* WHAT YOU SHOULD DO
What follows is a set of records, each of which is to be written out exactly.

[Records from a data collection]
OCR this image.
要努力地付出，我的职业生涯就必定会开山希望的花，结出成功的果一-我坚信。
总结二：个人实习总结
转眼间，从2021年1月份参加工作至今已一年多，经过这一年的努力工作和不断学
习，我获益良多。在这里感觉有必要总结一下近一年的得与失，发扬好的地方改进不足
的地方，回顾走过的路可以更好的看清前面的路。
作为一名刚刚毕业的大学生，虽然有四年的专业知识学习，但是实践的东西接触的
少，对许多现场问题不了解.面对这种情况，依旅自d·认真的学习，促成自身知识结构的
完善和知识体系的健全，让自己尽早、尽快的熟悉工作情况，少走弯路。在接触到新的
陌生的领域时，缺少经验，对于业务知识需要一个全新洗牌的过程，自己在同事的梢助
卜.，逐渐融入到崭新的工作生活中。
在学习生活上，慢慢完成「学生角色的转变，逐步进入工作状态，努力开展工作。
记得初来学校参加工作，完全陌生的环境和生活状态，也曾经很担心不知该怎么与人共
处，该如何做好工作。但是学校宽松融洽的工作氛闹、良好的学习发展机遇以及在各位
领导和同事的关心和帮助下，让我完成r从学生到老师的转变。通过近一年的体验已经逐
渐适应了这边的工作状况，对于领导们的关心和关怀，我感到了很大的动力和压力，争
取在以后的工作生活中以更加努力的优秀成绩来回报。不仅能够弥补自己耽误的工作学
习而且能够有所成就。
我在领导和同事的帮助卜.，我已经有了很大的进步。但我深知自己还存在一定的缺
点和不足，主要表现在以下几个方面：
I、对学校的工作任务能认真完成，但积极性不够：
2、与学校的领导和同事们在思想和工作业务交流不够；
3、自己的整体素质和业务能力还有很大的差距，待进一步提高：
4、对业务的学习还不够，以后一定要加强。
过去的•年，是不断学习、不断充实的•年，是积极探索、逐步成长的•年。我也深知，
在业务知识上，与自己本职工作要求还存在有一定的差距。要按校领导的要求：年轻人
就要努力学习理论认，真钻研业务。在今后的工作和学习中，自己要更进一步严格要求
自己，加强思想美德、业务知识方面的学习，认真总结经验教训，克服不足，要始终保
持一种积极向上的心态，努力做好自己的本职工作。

* EXERCISE ANSWER
OCR this image.
要努力地付出，我的职业生涯就必定会开山希望的花，结出成功的果一-我坚信。
总结二：个人实习总结
转眼间，从2021年1月份参加工作至今已一年多，经过这一年的努力工作和不断学
习，我获益良多。在这里感觉有必要总结一下近一年的得与失，发扬好的地方改进不足
的地方，回顾走过的路可以更好的看清前面的路。
作为一名刚刚毕业的大学生，虽然有四年的专业知识学习，但是实践的东西接触的
少，对许多现场问题不了解.面对这种情况，依旅自d·认真的学习，促成自身知识结构的
完善和知识体系的健全，让自己尽早、尽快的熟悉工作情况，少走弯路。在接触到新的
陌生的领域时，缺少经验，对于业务知识需要一个全新洗牌的过程，自己在同事的梢助
卜.，逐渐融入到崭新的工作生活中。
在学习生活上，慢慢完成「学生角色的转变，逐步进入工作状态，努力开展工作。
记得初来学校参加工作，完全陌生的环境和生活状态，也曾经很担心不知该怎么与人共
处，该如何做好工作。但是学校宽松融洽的工作氛闹、良好的学习发展机遇以及在各位
领导和同事的关心和帮助下，让我完成r从学生到老师的转变。通过近一年的体验已经逐
渐适应了这边的工作状况，对于领导们的关心和关怀，我感到了很大的动力和压力，争
取在以后的工作生活中以更加努力的优秀成绩来回报。不仅能够弥补自己耽误的工作学
习而且能够有所成就。
我在领导和同事的帮助卜.，我已经有了很大的进步。但我深知自己还存在一定的缺
点和不足，主要表现在以下几个方面：
I、对学校的工作任务能认真完成，但积极性不够：
2、与学校的领导和同事们在思想和工作业务交流不够；
3、自己的整体素质和业务能力还有很大的差距，待进一步提高：
4、对业务的学习还不够，以后一定要加强。
过去的•年，是不断学习、不断充实的•年，是积极探索、逐步成长的•年。我也深知，
在业务知识上，与自己本职工作要求还存在有一定的差距。要按校领导的要求：年轻人
就要努力学习理论认，真钻研业务。在今后的工作和学习中，自己要更进一步严格要求
自己，加强思想美德、业务知识方面的学习，认真总结经验教训，克服不足，要始终保
持一种积极向上的心态，努力做好自己的本职工作。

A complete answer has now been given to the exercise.